▶ **Data for this exercise**:
* begin *
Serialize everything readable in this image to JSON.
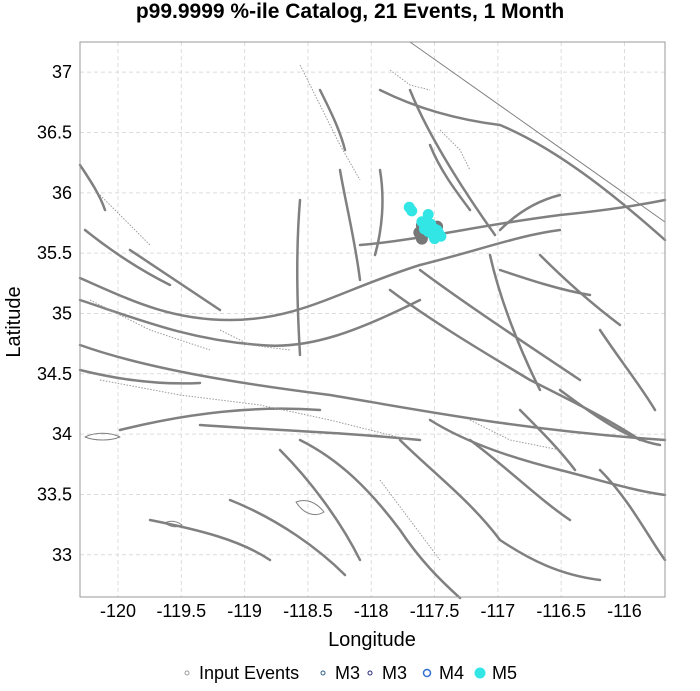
{
  "chart_data": {
    "type": "scatter",
    "title": "p99.9999 %-ile Catalog, 21 Events, 1 Month",
    "xlabel": "Longitude",
    "ylabel": "Latitude",
    "xlim": [
      -120.3,
      -115.68
    ],
    "ylim": [
      32.65,
      37.25
    ],
    "xticks": [
      -120,
      -119.5,
      -119,
      -118.5,
      -118,
      -117.5,
      -117,
      -116.5,
      -116
    ],
    "xtick_labels": [
      "-120",
      "-119.5",
      "-119",
      "-118.5",
      "-118",
      "-117.5",
      "-117",
      "-116.5",
      "-116"
    ],
    "yticks": [
      33,
      33.5,
      34,
      34.5,
      35,
      35.5,
      36,
      36.5,
      37
    ],
    "ytick_labels": [
      "33",
      "33.5",
      "34",
      "34.5",
      "35",
      "35.5",
      "36",
      "36.5",
      "37"
    ],
    "grid": true,
    "legend_position": "bottom",
    "legend": [
      {
        "label": "Input Events",
        "marker": "hollow-small",
        "color": "#9e9e9e"
      },
      {
        "label": "M3",
        "marker": "hollow-small",
        "color": "#2e5f8a"
      },
      {
        "label": "M3",
        "marker": "hollow-small",
        "color": "#2a2a7a"
      },
      {
        "label": "M4",
        "marker": "hollow",
        "color": "#2f6fd0"
      },
      {
        "label": "M5",
        "marker": "filled",
        "color": "#33e6e6"
      }
    ],
    "series": [
      {
        "name": "Input Events",
        "color": "#777777",
        "points": [
          {
            "x": -117.6,
            "y": 35.73
          },
          {
            "x": -117.57,
            "y": 35.76
          },
          {
            "x": -117.55,
            "y": 35.7
          },
          {
            "x": -117.52,
            "y": 35.68
          },
          {
            "x": -117.6,
            "y": 35.62
          },
          {
            "x": -117.48,
            "y": 35.72
          },
          {
            "x": -117.62,
            "y": 35.67
          }
        ]
      },
      {
        "name": "M5",
        "color": "#33e6e6",
        "points": [
          {
            "x": -117.7,
            "y": 35.88
          },
          {
            "x": -117.68,
            "y": 35.85
          },
          {
            "x": -117.55,
            "y": 35.82
          },
          {
            "x": -117.58,
            "y": 35.7
          },
          {
            "x": -117.55,
            "y": 35.68
          },
          {
            "x": -117.52,
            "y": 35.66
          },
          {
            "x": -117.5,
            "y": 35.7
          },
          {
            "x": -117.47,
            "y": 35.67
          },
          {
            "x": -117.45,
            "y": 35.64
          },
          {
            "x": -117.5,
            "y": 35.62
          },
          {
            "x": -117.6,
            "y": 35.76
          },
          {
            "x": -117.56,
            "y": 35.72
          },
          {
            "x": -117.53,
            "y": 35.74
          },
          {
            "x": -117.48,
            "y": 35.69
          }
        ]
      }
    ]
  },
  "colors": {
    "fault": "#808080",
    "grid": "#dcdcdc",
    "m5": "#33e6e6",
    "input": "#777777"
  }
}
* end *
▶ **Objective**:
Reproduce each line of the records exactly, and omit every picture.

▶ **Final result**:
Serialize everything readable in this image to JSON.
{
  "chart_data": {
    "type": "scatter",
    "title": "p99.9999 %-ile Catalog, 21 Events, 1 Month",
    "xlabel": "Longitude",
    "ylabel": "Latitude",
    "xlim": [
      -120.3,
      -115.68
    ],
    "ylim": [
      32.65,
      37.25
    ],
    "xticks": [
      -120,
      -119.5,
      -119,
      -118.5,
      -118,
      -117.5,
      -117,
      -116.5,
      -116
    ],
    "xtick_labels": [
      "-120",
      "-119.5",
      "-119",
      "-118.5",
      "-118",
      "-117.5",
      "-117",
      "-116.5",
      "-116"
    ],
    "yticks": [
      33,
      33.5,
      34,
      34.5,
      35,
      35.5,
      36,
      36.5,
      37
    ],
    "ytick_labels": [
      "33",
      "33.5",
      "34",
      "34.5",
      "35",
      "35.5",
      "36",
      "36.5",
      "37"
    ],
    "grid": true,
    "legend_position": "bottom",
    "legend": [
      {
        "label": "Input Events",
        "marker": "hollow-small",
        "color": "#9e9e9e"
      },
      {
        "label": "M3",
        "marker": "hollow-small",
        "color": "#2e5f8a"
      },
      {
        "label": "M3",
        "marker": "hollow-small",
        "color": "#2a2a7a"
      },
      {
        "label": "M4",
        "marker": "hollow",
        "color": "#2f6fd0"
      },
      {
        "label": "M5",
        "marker": "filled",
        "color": "#33e6e6"
      }
    ],
    "series": [
      {
        "name": "Input Events",
        "color": "#777777",
        "points": [
          {
            "x": -117.6,
            "y": 35.73
          },
          {
            "x": -117.57,
            "y": 35.76
          },
          {
            "x": -117.55,
            "y": 35.7
          },
          {
            "x": -117.52,
            "y": 35.68
          },
          {
            "x": -117.6,
            "y": 35.62
          },
          {
            "x": -117.48,
            "y": 35.72
          },
          {
            "x": -117.62,
            "y": 35.67
          }
        ]
      },
      {
        "name": "M5",
        "color": "#33e6e6",
        "points": [
          {
            "x": -117.7,
            "y": 35.88
          },
          {
            "x": -117.68,
            "y": 35.85
          },
          {
            "x": -117.55,
            "y": 35.82
          },
          {
            "x": -117.58,
            "y": 35.7
          },
          {
            "x": -117.55,
            "y": 35.68
          },
          {
            "x": -117.52,
            "y": 35.66
          },
          {
            "x": -117.5,
            "y": 35.7
          },
          {
            "x": -117.47,
            "y": 35.67
          },
          {
            "x": -117.45,
            "y": 35.64
          },
          {
            "x": -117.5,
            "y": 35.62
          },
          {
            "x": -117.6,
            "y": 35.76
          },
          {
            "x": -117.56,
            "y": 35.72
          },
          {
            "x": -117.53,
            "y": 35.74
          },
          {
            "x": -117.48,
            "y": 35.69
          }
        ]
      }
    ]
  },
  "colors": {
    "fault": "#808080",
    "grid": "#dcdcdc",
    "m5": "#33e6e6",
    "input": "#777777"
  }
}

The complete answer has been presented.